Billing Minimums / Increments
What are Billing Minimums / Increments?
Billing minimum / Increments indicate what minimum and incremental measures of time are used to calculate the duration of each call, usually for billing purposes. Historically, billing increments have ranged anywhere from 60 seconds to 6 seconds or less. A “30/6″ billing indicates a 30 second minimum with subsequent 6 second increments. For example this means that a 10 second call on 30/6 billing will be billed as 30 seconds; a 31 second call on 30/6 billing will be billed as 36 seconds and so on.
Minimum / Increments are important as both can impact the effective per-minute rate you pay for your calls. Your carrier may offer a ‘great’ rate, and meanwhile bill you in 60 second increments; by doing so the carrier would be inflating the effective rate.

====

> Task:
Reproduce the section of the billing increments text word for word, starting with "Billing minimum /" and going on through "the effective rate.".

> Recorded data:
====

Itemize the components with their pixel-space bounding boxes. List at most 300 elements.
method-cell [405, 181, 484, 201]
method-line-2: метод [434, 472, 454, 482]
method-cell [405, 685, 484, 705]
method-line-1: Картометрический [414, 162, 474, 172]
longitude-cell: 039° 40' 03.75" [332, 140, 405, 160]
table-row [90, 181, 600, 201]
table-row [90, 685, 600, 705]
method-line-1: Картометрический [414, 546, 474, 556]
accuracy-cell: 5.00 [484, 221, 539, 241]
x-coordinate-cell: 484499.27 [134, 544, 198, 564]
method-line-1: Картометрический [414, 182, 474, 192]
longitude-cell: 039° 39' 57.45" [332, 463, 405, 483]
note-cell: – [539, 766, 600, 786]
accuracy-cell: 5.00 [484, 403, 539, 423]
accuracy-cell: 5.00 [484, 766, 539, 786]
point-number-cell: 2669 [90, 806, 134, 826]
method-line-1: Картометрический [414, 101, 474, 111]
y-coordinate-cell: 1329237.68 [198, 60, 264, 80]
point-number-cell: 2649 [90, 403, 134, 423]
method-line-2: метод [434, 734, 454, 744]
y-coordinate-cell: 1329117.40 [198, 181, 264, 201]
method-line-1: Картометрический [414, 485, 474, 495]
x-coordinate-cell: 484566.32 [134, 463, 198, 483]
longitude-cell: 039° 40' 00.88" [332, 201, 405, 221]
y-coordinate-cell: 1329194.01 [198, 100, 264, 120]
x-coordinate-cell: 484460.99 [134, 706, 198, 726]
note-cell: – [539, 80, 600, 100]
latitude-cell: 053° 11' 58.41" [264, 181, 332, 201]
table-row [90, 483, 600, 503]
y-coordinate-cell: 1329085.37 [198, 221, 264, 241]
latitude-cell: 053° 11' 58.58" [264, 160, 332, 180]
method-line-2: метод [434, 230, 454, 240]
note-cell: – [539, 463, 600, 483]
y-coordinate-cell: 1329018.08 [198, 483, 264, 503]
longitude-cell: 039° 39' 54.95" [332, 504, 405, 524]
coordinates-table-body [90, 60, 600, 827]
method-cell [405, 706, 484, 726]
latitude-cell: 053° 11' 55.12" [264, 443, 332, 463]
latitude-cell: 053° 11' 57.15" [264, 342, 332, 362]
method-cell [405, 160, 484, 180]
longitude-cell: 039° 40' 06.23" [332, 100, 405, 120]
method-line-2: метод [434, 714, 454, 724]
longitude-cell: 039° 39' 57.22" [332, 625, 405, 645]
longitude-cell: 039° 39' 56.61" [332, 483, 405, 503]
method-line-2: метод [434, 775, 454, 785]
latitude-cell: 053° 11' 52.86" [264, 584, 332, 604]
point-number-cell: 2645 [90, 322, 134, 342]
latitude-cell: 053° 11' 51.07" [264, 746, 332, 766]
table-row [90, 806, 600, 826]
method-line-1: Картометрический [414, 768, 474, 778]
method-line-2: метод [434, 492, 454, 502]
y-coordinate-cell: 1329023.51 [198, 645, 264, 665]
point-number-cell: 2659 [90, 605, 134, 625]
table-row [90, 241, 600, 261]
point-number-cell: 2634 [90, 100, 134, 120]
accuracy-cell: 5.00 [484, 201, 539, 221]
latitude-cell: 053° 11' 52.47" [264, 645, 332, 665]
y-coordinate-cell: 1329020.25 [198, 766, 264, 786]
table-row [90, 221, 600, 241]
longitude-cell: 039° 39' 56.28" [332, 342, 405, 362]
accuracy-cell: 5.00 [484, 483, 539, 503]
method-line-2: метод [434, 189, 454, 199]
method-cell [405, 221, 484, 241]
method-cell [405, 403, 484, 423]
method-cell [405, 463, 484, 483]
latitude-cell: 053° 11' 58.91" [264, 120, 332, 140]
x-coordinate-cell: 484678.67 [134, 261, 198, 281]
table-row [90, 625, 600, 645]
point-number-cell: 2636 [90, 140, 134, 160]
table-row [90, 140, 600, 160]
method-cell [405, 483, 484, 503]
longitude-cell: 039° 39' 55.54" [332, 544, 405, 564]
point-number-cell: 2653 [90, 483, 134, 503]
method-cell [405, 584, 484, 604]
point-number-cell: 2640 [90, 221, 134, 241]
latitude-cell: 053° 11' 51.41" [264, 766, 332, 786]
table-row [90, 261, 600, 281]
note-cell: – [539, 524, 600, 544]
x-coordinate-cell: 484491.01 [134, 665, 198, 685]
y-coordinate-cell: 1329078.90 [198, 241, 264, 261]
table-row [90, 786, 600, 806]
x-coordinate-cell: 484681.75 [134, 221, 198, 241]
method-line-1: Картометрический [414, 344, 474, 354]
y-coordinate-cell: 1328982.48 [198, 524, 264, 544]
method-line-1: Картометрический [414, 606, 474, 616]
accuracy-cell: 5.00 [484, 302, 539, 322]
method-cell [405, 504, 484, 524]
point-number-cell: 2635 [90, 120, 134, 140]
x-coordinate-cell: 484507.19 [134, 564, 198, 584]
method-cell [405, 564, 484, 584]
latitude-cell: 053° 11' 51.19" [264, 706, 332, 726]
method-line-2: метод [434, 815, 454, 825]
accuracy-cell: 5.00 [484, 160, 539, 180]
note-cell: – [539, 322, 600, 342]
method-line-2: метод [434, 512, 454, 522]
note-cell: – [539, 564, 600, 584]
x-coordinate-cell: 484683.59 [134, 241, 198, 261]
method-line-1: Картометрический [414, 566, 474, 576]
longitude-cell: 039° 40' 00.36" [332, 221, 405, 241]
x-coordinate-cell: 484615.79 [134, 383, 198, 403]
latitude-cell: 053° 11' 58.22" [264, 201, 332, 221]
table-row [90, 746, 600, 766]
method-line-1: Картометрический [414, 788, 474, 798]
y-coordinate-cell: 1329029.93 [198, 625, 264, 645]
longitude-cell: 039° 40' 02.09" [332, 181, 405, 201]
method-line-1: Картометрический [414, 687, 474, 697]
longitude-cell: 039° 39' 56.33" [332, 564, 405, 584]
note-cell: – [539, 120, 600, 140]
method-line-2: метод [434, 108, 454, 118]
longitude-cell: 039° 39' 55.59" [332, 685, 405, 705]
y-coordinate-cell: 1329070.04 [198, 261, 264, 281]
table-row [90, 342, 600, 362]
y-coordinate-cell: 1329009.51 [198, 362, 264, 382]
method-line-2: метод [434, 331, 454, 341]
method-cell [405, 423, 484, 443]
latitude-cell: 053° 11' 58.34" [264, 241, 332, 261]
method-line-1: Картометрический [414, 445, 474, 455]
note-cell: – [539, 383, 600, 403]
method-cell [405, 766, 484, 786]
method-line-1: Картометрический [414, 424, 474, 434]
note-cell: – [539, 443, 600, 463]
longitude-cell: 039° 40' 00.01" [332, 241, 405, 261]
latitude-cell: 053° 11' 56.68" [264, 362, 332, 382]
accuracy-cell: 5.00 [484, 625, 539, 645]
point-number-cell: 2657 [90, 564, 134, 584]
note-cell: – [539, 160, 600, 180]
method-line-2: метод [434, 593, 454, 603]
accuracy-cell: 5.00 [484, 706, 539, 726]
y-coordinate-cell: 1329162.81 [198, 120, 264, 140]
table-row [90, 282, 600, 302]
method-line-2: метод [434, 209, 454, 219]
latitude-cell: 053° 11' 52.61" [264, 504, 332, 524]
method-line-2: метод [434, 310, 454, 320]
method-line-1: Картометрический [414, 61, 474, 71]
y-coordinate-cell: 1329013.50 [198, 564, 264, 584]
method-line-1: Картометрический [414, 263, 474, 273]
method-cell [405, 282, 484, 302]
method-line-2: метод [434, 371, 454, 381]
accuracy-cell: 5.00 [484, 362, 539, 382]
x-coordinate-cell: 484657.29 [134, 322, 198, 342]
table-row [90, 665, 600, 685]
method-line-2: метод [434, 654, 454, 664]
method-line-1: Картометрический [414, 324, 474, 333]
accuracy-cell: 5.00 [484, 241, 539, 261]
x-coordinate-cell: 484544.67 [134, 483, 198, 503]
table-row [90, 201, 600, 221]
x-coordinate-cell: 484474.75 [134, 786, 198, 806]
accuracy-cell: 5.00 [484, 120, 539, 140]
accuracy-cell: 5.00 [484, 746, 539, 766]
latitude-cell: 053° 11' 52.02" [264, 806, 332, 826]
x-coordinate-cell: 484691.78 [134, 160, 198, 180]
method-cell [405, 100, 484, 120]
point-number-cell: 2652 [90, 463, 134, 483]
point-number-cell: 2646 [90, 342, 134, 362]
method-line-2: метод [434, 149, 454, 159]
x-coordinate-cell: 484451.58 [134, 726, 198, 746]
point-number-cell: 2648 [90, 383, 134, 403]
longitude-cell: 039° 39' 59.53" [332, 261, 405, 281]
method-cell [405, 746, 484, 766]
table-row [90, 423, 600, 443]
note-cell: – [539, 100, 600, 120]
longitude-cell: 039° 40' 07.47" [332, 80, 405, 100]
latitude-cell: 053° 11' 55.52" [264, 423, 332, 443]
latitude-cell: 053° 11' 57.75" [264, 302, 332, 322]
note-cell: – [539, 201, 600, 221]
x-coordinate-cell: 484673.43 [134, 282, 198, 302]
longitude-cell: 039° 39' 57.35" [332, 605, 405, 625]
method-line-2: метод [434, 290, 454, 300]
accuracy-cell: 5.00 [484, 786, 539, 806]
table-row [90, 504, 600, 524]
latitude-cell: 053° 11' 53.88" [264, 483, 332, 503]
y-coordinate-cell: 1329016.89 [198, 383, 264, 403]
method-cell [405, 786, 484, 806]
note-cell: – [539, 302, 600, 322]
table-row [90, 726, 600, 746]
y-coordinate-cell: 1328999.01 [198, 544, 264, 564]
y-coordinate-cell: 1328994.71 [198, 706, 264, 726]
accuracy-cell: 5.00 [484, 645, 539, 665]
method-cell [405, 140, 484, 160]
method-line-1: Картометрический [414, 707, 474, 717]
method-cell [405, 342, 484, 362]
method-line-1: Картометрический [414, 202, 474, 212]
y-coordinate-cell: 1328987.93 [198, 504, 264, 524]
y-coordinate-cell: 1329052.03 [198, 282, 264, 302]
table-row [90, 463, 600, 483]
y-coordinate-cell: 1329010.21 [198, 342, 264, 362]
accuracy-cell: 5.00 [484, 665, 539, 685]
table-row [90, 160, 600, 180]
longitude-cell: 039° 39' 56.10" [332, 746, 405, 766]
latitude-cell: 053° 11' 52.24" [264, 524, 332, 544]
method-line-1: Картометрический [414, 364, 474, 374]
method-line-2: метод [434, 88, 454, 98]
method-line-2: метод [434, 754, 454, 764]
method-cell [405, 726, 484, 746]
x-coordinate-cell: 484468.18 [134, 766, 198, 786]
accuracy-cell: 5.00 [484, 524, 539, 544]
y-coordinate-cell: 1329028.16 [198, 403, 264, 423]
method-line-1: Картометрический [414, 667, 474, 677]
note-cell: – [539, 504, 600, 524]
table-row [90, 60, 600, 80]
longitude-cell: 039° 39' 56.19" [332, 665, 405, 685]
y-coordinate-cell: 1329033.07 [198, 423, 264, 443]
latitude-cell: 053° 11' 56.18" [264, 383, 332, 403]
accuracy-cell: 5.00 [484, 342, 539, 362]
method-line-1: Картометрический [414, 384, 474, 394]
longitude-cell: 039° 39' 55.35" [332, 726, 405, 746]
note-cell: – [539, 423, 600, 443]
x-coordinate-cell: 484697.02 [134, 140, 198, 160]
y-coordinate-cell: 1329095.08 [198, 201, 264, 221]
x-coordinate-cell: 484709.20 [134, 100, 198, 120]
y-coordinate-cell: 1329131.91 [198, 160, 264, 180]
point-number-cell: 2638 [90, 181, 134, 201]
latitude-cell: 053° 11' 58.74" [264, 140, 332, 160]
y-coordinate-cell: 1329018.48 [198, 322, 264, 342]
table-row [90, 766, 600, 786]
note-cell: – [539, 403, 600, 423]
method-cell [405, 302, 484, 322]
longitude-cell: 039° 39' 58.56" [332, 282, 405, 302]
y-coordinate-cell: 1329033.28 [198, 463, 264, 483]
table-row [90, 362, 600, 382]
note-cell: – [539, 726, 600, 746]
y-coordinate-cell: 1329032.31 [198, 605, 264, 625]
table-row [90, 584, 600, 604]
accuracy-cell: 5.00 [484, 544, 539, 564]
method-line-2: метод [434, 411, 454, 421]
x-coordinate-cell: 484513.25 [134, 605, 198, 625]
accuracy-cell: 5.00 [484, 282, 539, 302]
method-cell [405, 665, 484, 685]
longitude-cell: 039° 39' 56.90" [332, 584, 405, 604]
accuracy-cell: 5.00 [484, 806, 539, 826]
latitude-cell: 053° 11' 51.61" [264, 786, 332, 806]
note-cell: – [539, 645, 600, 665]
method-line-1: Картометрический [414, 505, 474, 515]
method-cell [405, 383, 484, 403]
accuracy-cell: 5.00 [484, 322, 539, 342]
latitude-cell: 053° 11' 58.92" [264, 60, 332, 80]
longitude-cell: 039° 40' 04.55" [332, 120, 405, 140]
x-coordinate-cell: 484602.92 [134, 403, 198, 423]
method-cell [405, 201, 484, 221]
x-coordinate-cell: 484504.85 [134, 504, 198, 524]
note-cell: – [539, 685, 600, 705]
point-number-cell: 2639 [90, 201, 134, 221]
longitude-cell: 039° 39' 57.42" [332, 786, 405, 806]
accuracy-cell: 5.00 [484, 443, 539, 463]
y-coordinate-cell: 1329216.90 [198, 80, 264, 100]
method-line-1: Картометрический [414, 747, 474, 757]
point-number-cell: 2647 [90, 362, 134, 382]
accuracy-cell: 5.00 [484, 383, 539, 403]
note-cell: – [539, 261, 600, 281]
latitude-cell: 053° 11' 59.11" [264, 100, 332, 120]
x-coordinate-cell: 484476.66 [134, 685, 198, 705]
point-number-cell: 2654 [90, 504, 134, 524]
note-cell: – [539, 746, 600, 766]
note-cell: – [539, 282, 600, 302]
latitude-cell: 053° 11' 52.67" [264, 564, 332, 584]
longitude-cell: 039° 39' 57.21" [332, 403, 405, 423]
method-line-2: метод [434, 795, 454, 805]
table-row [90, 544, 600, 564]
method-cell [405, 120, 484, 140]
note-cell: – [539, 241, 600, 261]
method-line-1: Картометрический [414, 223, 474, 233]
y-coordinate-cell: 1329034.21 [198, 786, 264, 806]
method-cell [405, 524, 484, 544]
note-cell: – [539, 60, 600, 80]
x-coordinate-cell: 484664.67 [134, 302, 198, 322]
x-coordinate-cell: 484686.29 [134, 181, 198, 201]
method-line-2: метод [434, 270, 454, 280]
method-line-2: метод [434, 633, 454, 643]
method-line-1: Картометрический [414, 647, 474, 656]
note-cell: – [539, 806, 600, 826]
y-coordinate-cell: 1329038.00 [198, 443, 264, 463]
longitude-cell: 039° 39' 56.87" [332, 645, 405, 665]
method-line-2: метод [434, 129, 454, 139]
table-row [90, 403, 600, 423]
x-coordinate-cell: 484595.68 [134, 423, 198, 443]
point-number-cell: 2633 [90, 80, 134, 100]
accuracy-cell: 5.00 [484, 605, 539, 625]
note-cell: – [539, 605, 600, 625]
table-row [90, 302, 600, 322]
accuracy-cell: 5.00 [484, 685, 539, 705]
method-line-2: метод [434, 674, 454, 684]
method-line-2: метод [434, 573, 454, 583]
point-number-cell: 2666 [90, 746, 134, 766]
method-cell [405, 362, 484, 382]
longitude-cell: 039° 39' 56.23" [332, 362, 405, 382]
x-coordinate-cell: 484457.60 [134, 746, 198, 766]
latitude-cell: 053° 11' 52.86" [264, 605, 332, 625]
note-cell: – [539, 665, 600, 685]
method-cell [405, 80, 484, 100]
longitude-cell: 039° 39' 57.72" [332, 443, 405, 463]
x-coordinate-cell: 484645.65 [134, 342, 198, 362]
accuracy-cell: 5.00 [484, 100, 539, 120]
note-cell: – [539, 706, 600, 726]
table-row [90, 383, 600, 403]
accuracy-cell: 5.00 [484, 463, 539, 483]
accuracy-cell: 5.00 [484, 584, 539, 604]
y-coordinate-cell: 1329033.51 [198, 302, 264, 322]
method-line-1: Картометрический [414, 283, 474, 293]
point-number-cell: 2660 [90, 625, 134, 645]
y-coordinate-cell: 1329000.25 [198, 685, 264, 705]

====

> Answer area:
Billing minimum / Increments indicate what minimum and incremental measures of time are used to calculate the duration of each call, usually for billing purposes. Historically, billing increments have ranged anywhere from 60 seconds to 6 seconds or less. A “30/6″ billing indicates a 30 second minimum with subsequent 6 second increments. For example this means that a 10 second call on 30/6 billing will be billed as 30 seconds; a 31 second call on 30/6 billing will be billed as 36 seconds and so on.
Minimum / Increments are important as both can impact the effective per-minute rate you pay for your calls. Your carrier may offer a ‘great’ rate, and meanwhile bill you in 60 second increments; by doing so the carrier would be inflating the effective rate.